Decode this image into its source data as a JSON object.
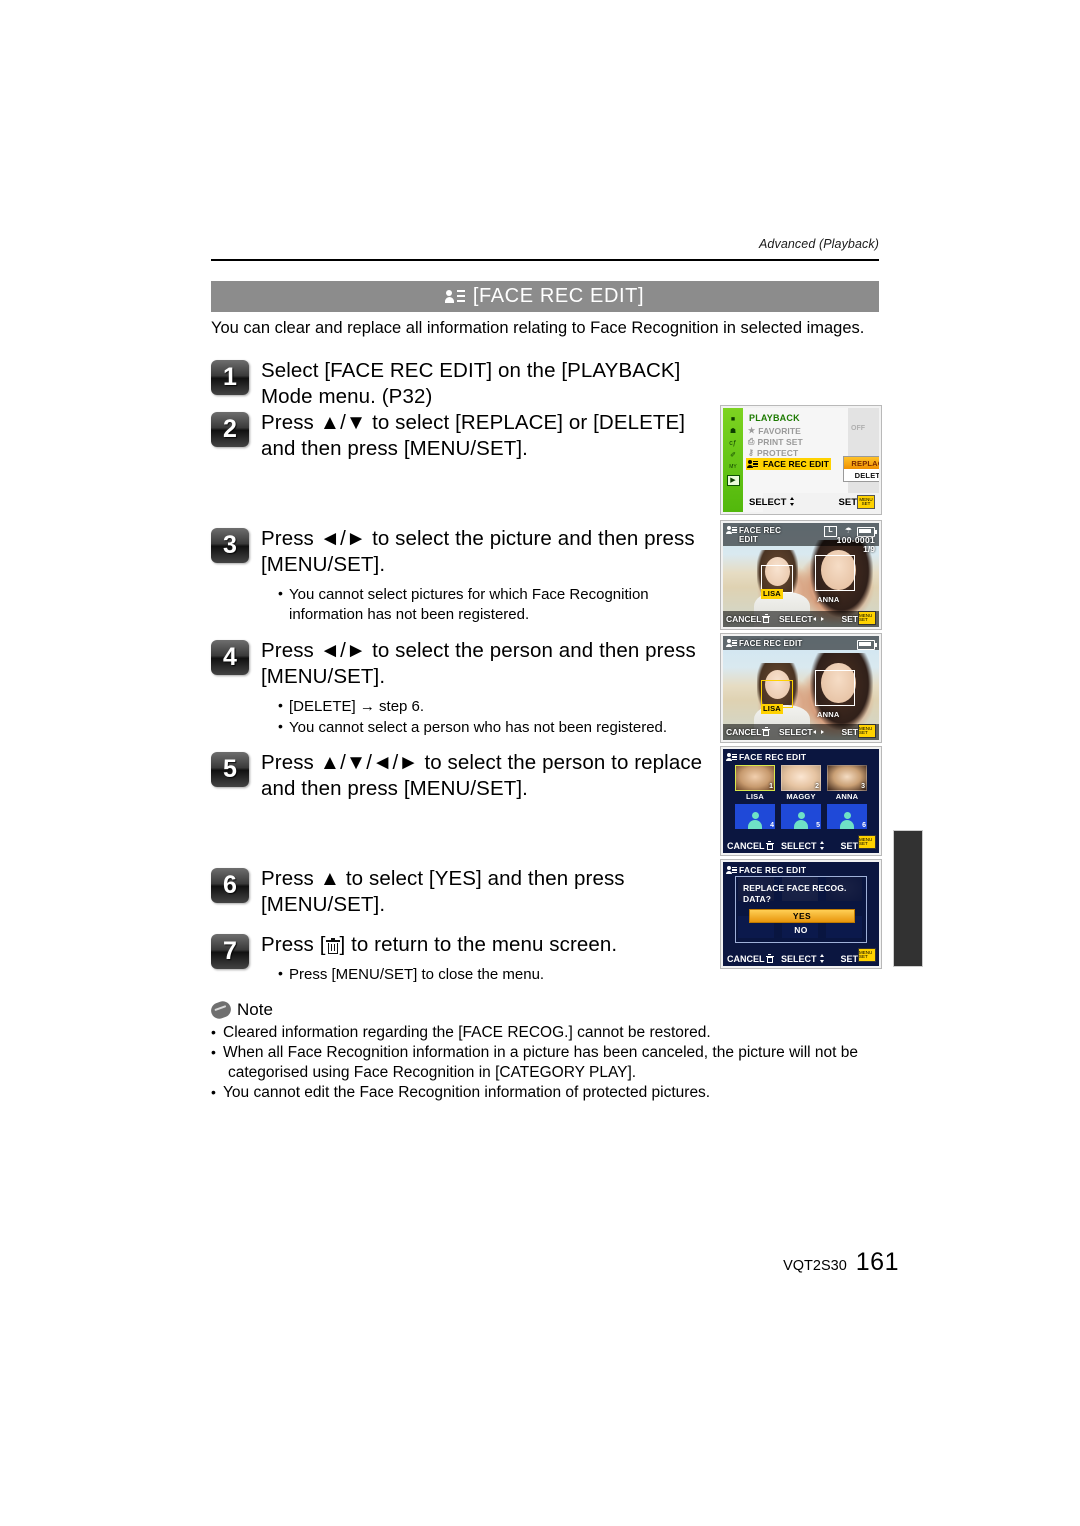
{
  "header": {
    "running_head": "Advanced (Playback)"
  },
  "title_bar": {
    "icon": "face-rec-icon",
    "text": "[FACE REC EDIT]"
  },
  "intro": "You can clear and replace all information relating to Face Recognition in selected images.",
  "steps": [
    {
      "num": "1",
      "text": "Select [FACE REC EDIT] on the [PLAYBACK] Mode menu. (P32)",
      "bullets": []
    },
    {
      "num": "2",
      "text": "Press ▲/▼ to select [REPLACE] or [DELETE] and then press [MENU/SET].",
      "bullets": []
    },
    {
      "num": "3",
      "text": "Press ◄/► to select the picture and then press [MENU/SET].",
      "bullets": [
        "You cannot select pictures for which Face Recognition information has not been registered."
      ]
    },
    {
      "num": "4",
      "text": "Press ◄/► to select the person and then press [MENU/SET].",
      "bullets": [
        "[DELETE] → step 6.",
        "You cannot select a person who has not been registered."
      ]
    },
    {
      "num": "5",
      "text": "Press ▲/▼/◄/► to select the person to replace and then press [MENU/SET].",
      "bullets": []
    },
    {
      "num": "6",
      "text": "Press ▲ to select [YES] and then press [MENU/SET].",
      "bullets": []
    },
    {
      "num": "7",
      "text_before": "Press [",
      "text_after": "] to return to the menu screen.",
      "icon": "trash-icon",
      "bullets": [
        "Press [MENU/SET] to close the menu."
      ]
    }
  ],
  "note": {
    "label": "Note",
    "items": [
      "Cleared information regarding the [FACE RECOG.] cannot be restored.",
      "When all Face Recognition information in a picture has been canceled, the picture will not be",
      "categorised using Face Recognition in [CATEGORY PLAY].",
      "You cannot edit the Face Recognition information of protected pictures."
    ]
  },
  "footer": {
    "code": "VQT2S30",
    "page": "161"
  },
  "screens": {
    "playback_menu": {
      "title": "PLAYBACK",
      "rows": [
        {
          "icon": "★",
          "label": "FAVORITE"
        },
        {
          "icon": "⎙",
          "label": "PRINT SET"
        },
        {
          "icon": "⚷",
          "label": "PROTECT"
        },
        {
          "icon": "face-rec-icon",
          "label": "FACE REC EDIT"
        }
      ],
      "favorite_value": "OFF",
      "dropdown": [
        "REPLACE",
        "DELETE"
      ],
      "select_label": "SELECT",
      "set_label": "SET",
      "menu_button": "MENU SET",
      "rail_icons": [
        "■",
        "☗",
        "cƒ",
        "✐",
        "MY",
        "▶"
      ]
    },
    "picture_select": {
      "title_line1": "FACE REC",
      "title_line2": "EDIT",
      "size_badge": "L",
      "file_no": "100-0001",
      "frame_no": "1/9",
      "name_left": "LISA",
      "name_right": "ANNA",
      "cancel_label": "CANCEL",
      "select_label": "SELECT",
      "set_label": "SET",
      "menu_button": "MENU SET"
    },
    "person_select": {
      "title": "FACE REC EDIT",
      "name_left": "LISA",
      "name_right": "ANNA",
      "cancel_label": "CANCEL",
      "select_label": "SELECT",
      "set_label": "SET",
      "menu_button": "MENU SET"
    },
    "person_grid": {
      "title": "FACE REC EDIT",
      "people": [
        {
          "num": "1",
          "name": "LISA",
          "registered": true
        },
        {
          "num": "2",
          "name": "MAGGY",
          "registered": true
        },
        {
          "num": "3",
          "name": "ANNA",
          "registered": true
        },
        {
          "num": "4",
          "name": "",
          "registered": false
        },
        {
          "num": "5",
          "name": "",
          "registered": false
        },
        {
          "num": "6",
          "name": "",
          "registered": false
        }
      ],
      "cancel_label": "CANCEL",
      "select_label": "SELECT",
      "set_label": "SET",
      "menu_button": "MENU SET"
    },
    "confirm": {
      "title": "FACE REC EDIT",
      "message": "REPLACE FACE RECOG. DATA?",
      "yes_label": "YES",
      "no_label": "NO",
      "cancel_label": "CANCEL",
      "select_label": "SELECT",
      "set_label": "SET",
      "menu_button": "MENU SET"
    }
  },
  "colors": {
    "title_bar_bg": "#8c8c8c",
    "menu_rail_green": "#52b80c",
    "highlight_yellow": "#ffd200",
    "lcd_blue": "#0b1640"
  }
}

== == ==

- _SHORT TASK_: Pictures don't belong in the copy. Restate all the entries exactly.

- _ANSWER_:
Decode this image into its source data as a JSON object.
{
  "header": {
    "running_head": "Advanced (Playback)"
  },
  "title_bar": {
    "icon": "face-rec-icon",
    "text": "[FACE REC EDIT]"
  },
  "intro": "You can clear and replace all information relating to Face Recognition in selected images.",
  "steps": [
    {
      "num": "1",
      "text": "Select [FACE REC EDIT] on the [PLAYBACK] Mode menu. (P32)",
      "bullets": []
    },
    {
      "num": "2",
      "text": "Press ▲/▼ to select [REPLACE] or [DELETE] and then press [MENU/SET].",
      "bullets": []
    },
    {
      "num": "3",
      "text": "Press ◄/► to select the picture and then press [MENU/SET].",
      "bullets": [
        "You cannot select pictures for which Face Recognition information has not been registered."
      ]
    },
    {
      "num": "4",
      "text": "Press ◄/► to select the person and then press [MENU/SET].",
      "bullets": [
        "[DELETE] → step 6.",
        "You cannot select a person who has not been registered."
      ]
    },
    {
      "num": "5",
      "text": "Press ▲/▼/◄/► to select the person to replace and then press [MENU/SET].",
      "bullets": []
    },
    {
      "num": "6",
      "text": "Press ▲ to select [YES] and then press [MENU/SET].",
      "bullets": []
    },
    {
      "num": "7",
      "text_before": "Press [",
      "text_after": "] to return to the menu screen.",
      "icon": "trash-icon",
      "bullets": [
        "Press [MENU/SET] to close the menu."
      ]
    }
  ],
  "note": {
    "label": "Note",
    "items": [
      "Cleared information regarding the [FACE RECOG.] cannot be restored.",
      "When all Face Recognition information in a picture has been canceled, the picture will not be",
      "categorised using Face Recognition in [CATEGORY PLAY].",
      "You cannot edit the Face Recognition information of protected pictures."
    ]
  },
  "footer": {
    "code": "VQT2S30",
    "page": "161"
  },
  "screens": {
    "playback_menu": {
      "title": "PLAYBACK",
      "rows": [
        {
          "icon": "★",
          "label": "FAVORITE"
        },
        {
          "icon": "⎙",
          "label": "PRINT SET"
        },
        {
          "icon": "⚷",
          "label": "PROTECT"
        },
        {
          "icon": "face-rec-icon",
          "label": "FACE REC EDIT"
        }
      ],
      "favorite_value": "OFF",
      "dropdown": [
        "REPLACE",
        "DELETE"
      ],
      "select_label": "SELECT",
      "set_label": "SET",
      "menu_button": "MENU SET",
      "rail_icons": [
        "■",
        "☗",
        "cƒ",
        "✐",
        "MY",
        "▶"
      ]
    },
    "picture_select": {
      "title_line1": "FACE REC",
      "title_line2": "EDIT",
      "size_badge": "L",
      "file_no": "100-0001",
      "frame_no": "1/9",
      "name_left": "LISA",
      "name_right": "ANNA",
      "cancel_label": "CANCEL",
      "select_label": "SELECT",
      "set_label": "SET",
      "menu_button": "MENU SET"
    },
    "person_select": {
      "title": "FACE REC EDIT",
      "name_left": "LISA",
      "name_right": "ANNA",
      "cancel_label": "CANCEL",
      "select_label": "SELECT",
      "set_label": "SET",
      "menu_button": "MENU SET"
    },
    "person_grid": {
      "title": "FACE REC EDIT",
      "people": [
        {
          "num": "1",
          "name": "LISA",
          "registered": true
        },
        {
          "num": "2",
          "name": "MAGGY",
          "registered": true
        },
        {
          "num": "3",
          "name": "ANNA",
          "registered": true
        },
        {
          "num": "4",
          "name": "",
          "registered": false
        },
        {
          "num": "5",
          "name": "",
          "registered": false
        },
        {
          "num": "6",
          "name": "",
          "registered": false
        }
      ],
      "cancel_label": "CANCEL",
      "select_label": "SELECT",
      "set_label": "SET",
      "menu_button": "MENU SET"
    },
    "confirm": {
      "title": "FACE REC EDIT",
      "message": "REPLACE FACE RECOG. DATA?",
      "yes_label": "YES",
      "no_label": "NO",
      "cancel_label": "CANCEL",
      "select_label": "SELECT",
      "set_label": "SET",
      "menu_button": "MENU SET"
    }
  },
  "colors": {
    "title_bar_bg": "#8c8c8c",
    "menu_rail_green": "#52b80c",
    "highlight_yellow": "#ffd200",
    "lcd_blue": "#0b1640"
  }
}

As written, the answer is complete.